### Extracted data entries
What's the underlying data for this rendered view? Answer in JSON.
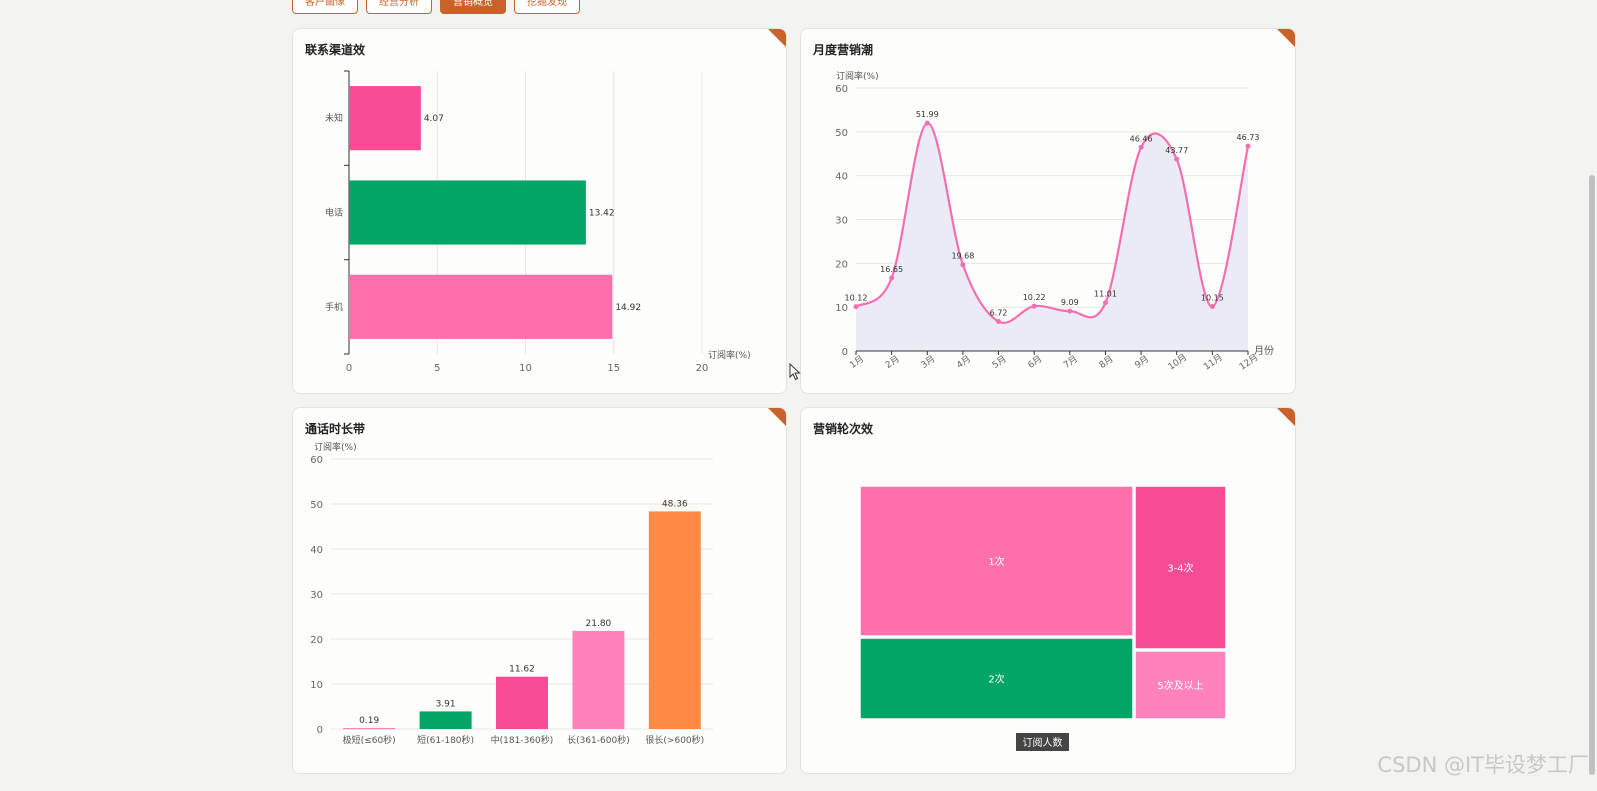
{
  "nav": {
    "tabs": [
      {
        "label": "客户画像",
        "active": false
      },
      {
        "label": "经营分析",
        "active": false
      },
      {
        "label": "营销概览",
        "active": true
      },
      {
        "label": "挖掘发现",
        "active": false
      }
    ]
  },
  "watermark": "CSDN @IT毕设梦工厂",
  "colors": {
    "accent": "#c8622a",
    "pink": "#ff6fab",
    "hotpink": "#f84b95",
    "green": "#03a566",
    "orange": "#ff8a45",
    "lightpink": "#ff82bd"
  },
  "charts": {
    "channel": {
      "title": "联系渠道效",
      "chart_data": {
        "type": "bar",
        "orientation": "horizontal",
        "categories": [
          "未知",
          "电话",
          "手机"
        ],
        "values": [
          4.07,
          13.42,
          14.92
        ],
        "value_labels": [
          "4.07",
          "13.42",
          "14.92"
        ],
        "colors": [
          "#f84b95",
          "#03a566",
          "#ff6fab"
        ],
        "xlabel": "订阅率(%)",
        "xlim": [
          0,
          20
        ],
        "xticks": [
          0,
          5,
          10,
          15,
          20
        ],
        "grid": true
      }
    },
    "monthly": {
      "title": "月度营销潮",
      "chart_data": {
        "type": "area",
        "categories": [
          "1月",
          "2月",
          "3月",
          "4月",
          "5月",
          "6月",
          "7月",
          "8月",
          "9月",
          "10月",
          "11月",
          "12月"
        ],
        "values": [
          10.12,
          16.65,
          51.99,
          19.68,
          6.72,
          10.22,
          9.09,
          11.01,
          46.46,
          43.77,
          10.15,
          46.73
        ],
        "value_labels": [
          "10.12",
          "16.65",
          "51.99",
          "19.68",
          "6.72",
          "10.22",
          "9.09",
          "11.01",
          "46.46",
          "43.77",
          "10.15",
          "46.73"
        ],
        "xlabel": "月份",
        "ylabel": "订阅率(%)",
        "ylim": [
          0,
          60
        ],
        "yticks": [
          0,
          10,
          20,
          30,
          40,
          50,
          60
        ],
        "line_color": "#f56fb0",
        "fill_color": "#e8e9f3",
        "smooth": true,
        "grid": true
      }
    },
    "duration": {
      "title": "通话时长带",
      "chart_data": {
        "type": "bar",
        "categories": [
          "极短(≤60秒)",
          "短(61-180秒)",
          "中(181-360秒)",
          "长(361-600秒)",
          "很长(>600秒)"
        ],
        "values": [
          0.19,
          3.91,
          11.62,
          21.8,
          48.36
        ],
        "value_labels": [
          "0.19",
          "3.91",
          "11.62",
          "21.80",
          "48.36"
        ],
        "colors": [
          "#ff6fab",
          "#03a566",
          "#f84b95",
          "#ff82bd",
          "#ff8a45"
        ],
        "ylabel": "订阅率(%)",
        "ylim": [
          0,
          60
        ],
        "yticks": [
          0,
          10,
          20,
          30,
          40,
          50,
          60
        ],
        "grid": true
      }
    },
    "rounds": {
      "title": "营销轮次效",
      "chart_data": {
        "type": "treemap",
        "metric": "订阅人数",
        "items": [
          {
            "name": "1次",
            "color": "#ff6fab"
          },
          {
            "name": "3-4次",
            "color": "#f84b95"
          },
          {
            "name": "2次",
            "color": "#03a566"
          },
          {
            "name": "5次及以上",
            "color": "#ff82bd"
          }
        ]
      }
    }
  }
}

### What is required
Scan the data above and copy every line with "type" in it.

### Task answer
        "type": "bar",
        "type": "area",
        "type": "bar",
        "type": "treemap",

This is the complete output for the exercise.